=== EXERCISE DIRECTIONS ===
Provide only the number of lines in the records below that include "healthline".

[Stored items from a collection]

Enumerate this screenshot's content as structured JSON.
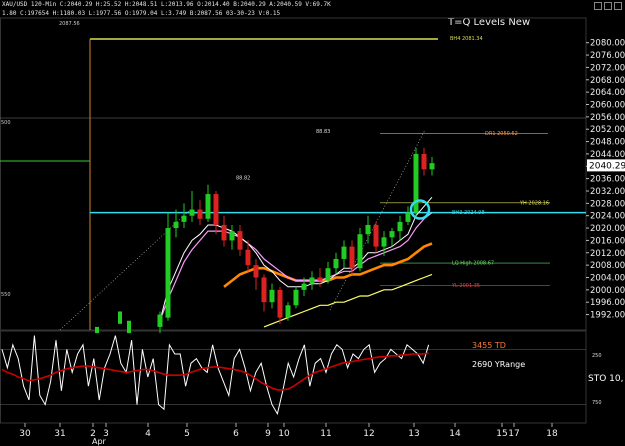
{
  "header": {
    "symbol_line": "XAU/USD 120-Min  C:2040.29  H:25.52  H:2048.51  L:2013.96  O:2014.40  B:2040.29  A:2040.59  V:69.7K",
    "ohlc_line": "1.80  C:197654  H:1180.03  L:1977.56  O:1979.04  L:3.749  B:2087.56  03-30-23  V:0.15"
  },
  "title": "T=Q Levels New",
  "window_icons": [
    "minimize-icon",
    "restore-icon",
    "close-icon"
  ],
  "colors": {
    "bg": "#000000",
    "up": "#22cc22",
    "down": "#dd2222",
    "ema_fast": "#ffffff",
    "ema_pink": "#ff99ff",
    "ema_orange": "#ff8800",
    "ema_yellow": "#ffff66",
    "cyan_level": "#33ddee",
    "stoch_white": "#ffffff",
    "stoch_red": "#cc0000",
    "accent_orange": "#ff7733"
  },
  "chart_data": [
    {
      "type": "candlestick",
      "title": "T=Q Levels New",
      "price_axis": {
        "ylim": [
          1987,
          2088
        ],
        "ticks": [
          2080,
          2076,
          2072,
          2068,
          2064,
          2060,
          2056,
          2052,
          2048,
          2044,
          2040,
          2036,
          2032,
          2028,
          2024,
          2020,
          2016,
          2012,
          2008,
          2004,
          2000,
          1996,
          1992
        ],
        "current_price": "2040.29",
        "left_labels": [
          "2087.56",
          "500",
          "550"
        ]
      },
      "x_axis": {
        "labels": [
          "30",
          "31",
          "2",
          "3",
          "4",
          "5",
          "6",
          "9",
          "10",
          "11",
          "12",
          "13",
          "14",
          "15",
          "17",
          "18"
        ],
        "month_label": "Apr"
      },
      "levels": [
        {
          "label": "BH4 2081.34",
          "value": 2081.34,
          "color": "#dddd55"
        },
        {
          "label": "DR1 2050.62",
          "value": 2050.62,
          "color": "#ff9944"
        },
        {
          "label": "YH 2028.16",
          "value": 2028.16,
          "color": "#dddd55"
        },
        {
          "label": "BH3 2024.98",
          "value": 2024.98,
          "color": "#33ddee"
        },
        {
          "label": "LQ High 2008.67",
          "value": 2008.67,
          "color": "#66dd66"
        },
        {
          "label": "YL 2001.35",
          "value": 2001.35,
          "color": "#dd4444"
        }
      ],
      "annotations": [
        {
          "label": "88.82",
          "x": 7,
          "value": 2034.5
        },
        {
          "label": "88.83",
          "x": 17,
          "value": 2049.5
        }
      ],
      "candles": [
        {
          "o": 1988,
          "h": 1993,
          "l": 1986,
          "c": 1992
        },
        {
          "o": 1991,
          "h": 2025,
          "l": 1990,
          "c": 2020
        },
        {
          "o": 2020,
          "h": 2026,
          "l": 2017,
          "c": 2022
        },
        {
          "o": 2022,
          "h": 2028,
          "l": 2020,
          "c": 2024
        },
        {
          "o": 2024,
          "h": 2032,
          "l": 2022,
          "c": 2026
        },
        {
          "o": 2026,
          "h": 2029,
          "l": 2021,
          "c": 2023
        },
        {
          "o": 2023,
          "h": 2034,
          "l": 2022,
          "c": 2031
        },
        {
          "o": 2031,
          "h": 2032,
          "l": 2018,
          "c": 2021
        },
        {
          "o": 2021,
          "h": 2024,
          "l": 2014,
          "c": 2016
        },
        {
          "o": 2016,
          "h": 2021,
          "l": 2013,
          "c": 2019
        },
        {
          "o": 2019,
          "h": 2021,
          "l": 2011,
          "c": 2013
        },
        {
          "o": 2013,
          "h": 2016,
          "l": 2006,
          "c": 2008
        },
        {
          "o": 2008,
          "h": 2010,
          "l": 2000,
          "c": 2004
        },
        {
          "o": 2004,
          "h": 2005,
          "l": 1993,
          "c": 1996
        },
        {
          "o": 1996,
          "h": 2002,
          "l": 1994,
          "c": 2000
        },
        {
          "o": 2000,
          "h": 2001,
          "l": 1989,
          "c": 1991
        },
        {
          "o": 1991,
          "h": 1996,
          "l": 1990,
          "c": 1995
        },
        {
          "o": 1995,
          "h": 2001,
          "l": 1994,
          "c": 2000
        },
        {
          "o": 2000,
          "h": 2004,
          "l": 1998,
          "c": 2002
        },
        {
          "o": 2002,
          "h": 2006,
          "l": 2000,
          "c": 2004
        },
        {
          "o": 2004,
          "h": 2007,
          "l": 2001,
          "c": 2003
        },
        {
          "o": 2003,
          "h": 2009,
          "l": 2002,
          "c": 2007
        },
        {
          "o": 2007,
          "h": 2012,
          "l": 2005,
          "c": 2010
        },
        {
          "o": 2010,
          "h": 2016,
          "l": 2007,
          "c": 2014
        },
        {
          "o": 2014,
          "h": 2016,
          "l": 2005,
          "c": 2007
        },
        {
          "o": 2007,
          "h": 2020,
          "l": 2006,
          "c": 2018
        },
        {
          "o": 2018,
          "h": 2024,
          "l": 2015,
          "c": 2021
        },
        {
          "o": 2021,
          "h": 2022,
          "l": 2012,
          "c": 2014
        },
        {
          "o": 2014,
          "h": 2019,
          "l": 2011,
          "c": 2017
        },
        {
          "o": 2017,
          "h": 2020,
          "l": 2014,
          "c": 2019
        },
        {
          "o": 2019,
          "h": 2024,
          "l": 2016,
          "c": 2022
        },
        {
          "o": 2022,
          "h": 2027,
          "l": 2021,
          "c": 2025
        },
        {
          "o": 2025,
          "h": 2046,
          "l": 2024,
          "c": 2044
        },
        {
          "o": 2044,
          "h": 2046,
          "l": 2037,
          "c": 2039
        },
        {
          "o": 2039,
          "h": 2043,
          "l": 2037,
          "c": 2041
        }
      ],
      "ema_fast": [
        1990,
        2000,
        2006,
        2012,
        2016,
        2018,
        2021,
        2021,
        2020,
        2019,
        2017,
        2015,
        2012,
        2008,
        2006,
        2003,
        2001,
        2001,
        2001,
        2002,
        2002,
        2003,
        2005,
        2007,
        2007,
        2009,
        2012,
        2012,
        2013,
        2014,
        2016,
        2018,
        2024,
        2027,
        2030
      ],
      "ema_pink": [
        1990,
        1997,
        2003,
        2009,
        2013,
        2016,
        2019,
        2019,
        2019,
        2018,
        2017,
        2015,
        2013,
        2010,
        2008,
        2006,
        2004,
        2003,
        2003,
        2003,
        2003,
        2004,
        2005,
        2006,
        2006,
        2008,
        2010,
        2011,
        2012,
        2013,
        2014,
        2016,
        2020,
        2023,
        2025
      ],
      "ema_orange": [
        null,
        null,
        null,
        null,
        null,
        null,
        null,
        null,
        2001,
        2003,
        2005,
        2006,
        2007,
        2007,
        2006,
        2005,
        2004,
        2003,
        2003,
        2003,
        2003,
        2003,
        2004,
        2004,
        2005,
        2005,
        2006,
        2007,
        2008,
        2008,
        2009,
        2010,
        2012,
        2014,
        2015
      ],
      "ema_yellow": [
        null,
        null,
        null,
        null,
        null,
        null,
        null,
        null,
        null,
        null,
        null,
        null,
        null,
        1988,
        1989,
        1990,
        1991,
        1992,
        1993,
        1994,
        1995,
        1995,
        1996,
        1996,
        1997,
        1998,
        1998,
        1999,
        2000,
        2000,
        2001,
        2002,
        2003,
        2004,
        2005
      ]
    },
    {
      "type": "line",
      "title": "",
      "labels": [
        "3455 TD",
        "2690 YRange"
      ],
      "right_label": "STO",
      "right_value": "10,",
      "ticks": [
        "250",
        "750"
      ],
      "ylim": [
        0,
        100
      ],
      "levels": [
        80,
        20
      ],
      "series": [
        {
          "name": "",
          "values": [
            80,
            60,
            85,
            70,
            40,
            25,
            95,
            30,
            20,
            45,
            90,
            35,
            80,
            55,
            75,
            85,
            40,
            70,
            25,
            60,
            75,
            95,
            65,
            55,
            90,
            20,
            80,
            50,
            70,
            20,
            15,
            85,
            75,
            75,
            40,
            65,
            70,
            60,
            55,
            85,
            60,
            45,
            30,
            70,
            80,
            60,
            35,
            55,
            65,
            40,
            20,
            10,
            35,
            65,
            50,
            70,
            85,
            40,
            65,
            70,
            55,
            75,
            85,
            80,
            60,
            75,
            70,
            80,
            85,
            55,
            65,
            70,
            80,
            75,
            70,
            85,
            80,
            75,
            65,
            85
          ]
        },
        {
          "name": "",
          "values": [
            58,
            55,
            53,
            50,
            48,
            46,
            47,
            48,
            50,
            52,
            55,
            57,
            59,
            60,
            61,
            62,
            62,
            61,
            60,
            59,
            58,
            57,
            56,
            55,
            56,
            57,
            58,
            58,
            57,
            55,
            53,
            52,
            52,
            52,
            53,
            55,
            57,
            59,
            60,
            61,
            61,
            60,
            59,
            58,
            57,
            55,
            52,
            48,
            44,
            41,
            38,
            36,
            36,
            37,
            40,
            44,
            48,
            52,
            55,
            57,
            59,
            61,
            63,
            65,
            66,
            67,
            68,
            69,
            70,
            71,
            72,
            72,
            73,
            73,
            74,
            74,
            75,
            75,
            75,
            76
          ]
        }
      ]
    }
  ]
}
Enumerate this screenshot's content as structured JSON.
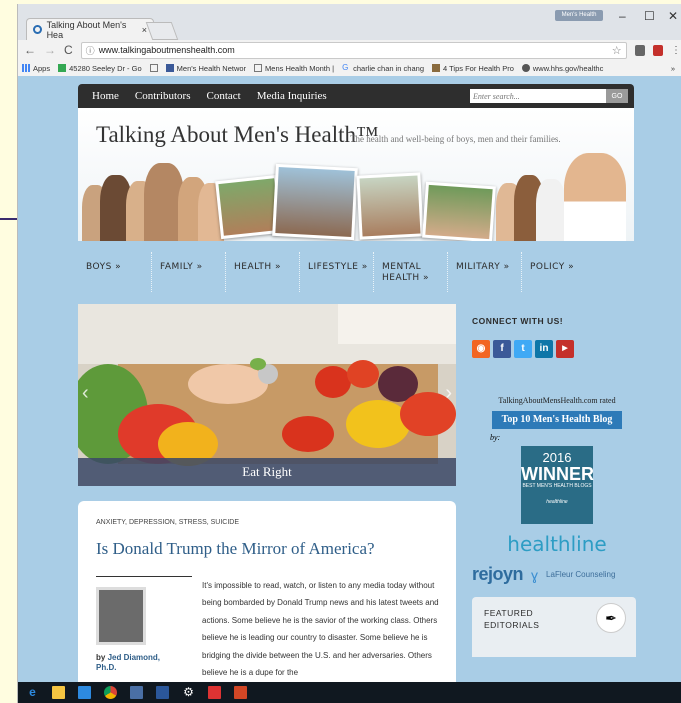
{
  "browser": {
    "tab_title": "Talking About Men's Hea",
    "tab_close": "×",
    "user_badge": "Men's Health",
    "window_controls": [
      "–",
      "☐",
      "✕"
    ],
    "url": "www.talkingaboutmenshealth.com",
    "nav_back": "←",
    "nav_forward": "→",
    "nav_reload": "C",
    "bookmarks": [
      "Apps",
      "45280 Seeley Dr - Go",
      "Men's Health Networ",
      "Mens Health Month |",
      "charlie chan in chang",
      "4 Tips For Health Pro",
      "www.hhs.gov/healthc"
    ],
    "bookmarks_more": "»"
  },
  "site": {
    "nav": [
      "Home",
      "Contributors",
      "Contact",
      "Media Inquiries"
    ],
    "search_placeholder": "Enter search...",
    "search_button": "GO",
    "title": "Talking About Men's Health™",
    "tagline": "The health and well-being of boys, men and their families.",
    "categories": [
      "BOYS »",
      "FAMILY »",
      "HEALTH »",
      "LIFESTYLE »",
      "MENTAL HEALTH »",
      "MILITARY »",
      "POLICY »"
    ],
    "slider": {
      "caption": "Eat Right",
      "prev": "‹",
      "next": "›"
    },
    "article": {
      "categories": "ANXIETY, DEPRESSION, STRESS, SUICIDE",
      "title": "Is Donald Trump the Mirror of America?",
      "author_prefix": "by",
      "author_name": "Jed Diamond, Ph.D.",
      "body": "It's impossible to read, watch, or listen to any media today without being bombarded by Donald Trump news and his latest tweets and actions. Some believe he is the savior of the working class. Others believe he is leading our country to disaster. Some believe he is bridging the divide between the U.S. and her adversaries. Others believe he is a dupe for the"
    },
    "sidebar": {
      "connect_title": "CONNECT WITH US!",
      "rated_text": "TalkingAboutMensHealth.com rated",
      "ribbon_text": "Top 10 Men's Health Blog",
      "by_text": "by:",
      "winner_year": "2016",
      "winner_word": "WINNER",
      "winner_sub": "BEST MEN'S HEALTH BLOGS",
      "winner_brand": "healthline",
      "healthline_logo": "healthline",
      "rejoyn_logo": "rejoyn",
      "lafleur_logo": "LaFleur Counseling",
      "featured_title": "FEATURED EDITORIALS"
    }
  },
  "colors": {
    "page_bg": "#a9cde6",
    "nav_bg": "#2e2e2e",
    "link_blue": "#2f5e88",
    "rss": "#f26522",
    "facebook": "#3b5998",
    "twitter": "#3fa9f5",
    "linkedin": "#0e76a8",
    "youtube": "#c4302b"
  },
  "taskbar_icons": [
    "edge-icon",
    "file-explorer-icon",
    "store-icon",
    "chrome-icon",
    "app-icon",
    "word-icon",
    "settings-icon",
    "acrobat-icon",
    "powerpoint-icon"
  ]
}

=== WORKED ANSWER ===
2